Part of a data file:
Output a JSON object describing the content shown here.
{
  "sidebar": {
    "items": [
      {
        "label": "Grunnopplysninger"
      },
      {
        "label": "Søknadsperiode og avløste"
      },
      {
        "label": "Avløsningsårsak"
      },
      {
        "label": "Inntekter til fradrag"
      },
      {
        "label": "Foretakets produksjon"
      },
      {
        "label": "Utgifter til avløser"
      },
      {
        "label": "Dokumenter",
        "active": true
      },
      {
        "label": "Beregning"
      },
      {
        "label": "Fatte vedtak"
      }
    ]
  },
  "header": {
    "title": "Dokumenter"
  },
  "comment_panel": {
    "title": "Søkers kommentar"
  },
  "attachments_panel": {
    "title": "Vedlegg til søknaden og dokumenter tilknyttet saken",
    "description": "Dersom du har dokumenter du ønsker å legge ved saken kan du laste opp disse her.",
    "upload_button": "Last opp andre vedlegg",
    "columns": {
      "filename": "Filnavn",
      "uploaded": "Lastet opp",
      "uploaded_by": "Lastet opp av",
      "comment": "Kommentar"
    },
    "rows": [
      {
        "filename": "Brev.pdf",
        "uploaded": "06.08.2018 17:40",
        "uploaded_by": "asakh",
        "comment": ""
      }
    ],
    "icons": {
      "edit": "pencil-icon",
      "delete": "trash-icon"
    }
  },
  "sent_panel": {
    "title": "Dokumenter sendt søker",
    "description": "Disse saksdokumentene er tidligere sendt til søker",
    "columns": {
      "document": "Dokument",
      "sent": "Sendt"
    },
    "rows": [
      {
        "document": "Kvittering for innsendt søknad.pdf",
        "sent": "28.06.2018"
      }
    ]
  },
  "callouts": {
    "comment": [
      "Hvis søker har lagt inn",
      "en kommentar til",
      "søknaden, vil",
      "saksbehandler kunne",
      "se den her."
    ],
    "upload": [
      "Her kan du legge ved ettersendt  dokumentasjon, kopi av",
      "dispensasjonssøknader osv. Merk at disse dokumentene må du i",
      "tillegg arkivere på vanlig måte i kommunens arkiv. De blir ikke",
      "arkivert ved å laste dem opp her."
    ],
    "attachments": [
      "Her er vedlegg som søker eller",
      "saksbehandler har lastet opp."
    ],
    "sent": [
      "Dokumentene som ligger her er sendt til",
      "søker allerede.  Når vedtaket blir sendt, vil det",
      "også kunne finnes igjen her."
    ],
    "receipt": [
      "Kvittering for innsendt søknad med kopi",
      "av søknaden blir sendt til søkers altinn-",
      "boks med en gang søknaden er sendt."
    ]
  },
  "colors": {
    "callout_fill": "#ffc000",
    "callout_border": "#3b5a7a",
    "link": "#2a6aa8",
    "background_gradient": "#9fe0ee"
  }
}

### Short exercise
Pick out the lines that have the word "kunne". Copy them all.

### Final result
      "saksbehandler kunne",
      "også kunne finnes igjen her."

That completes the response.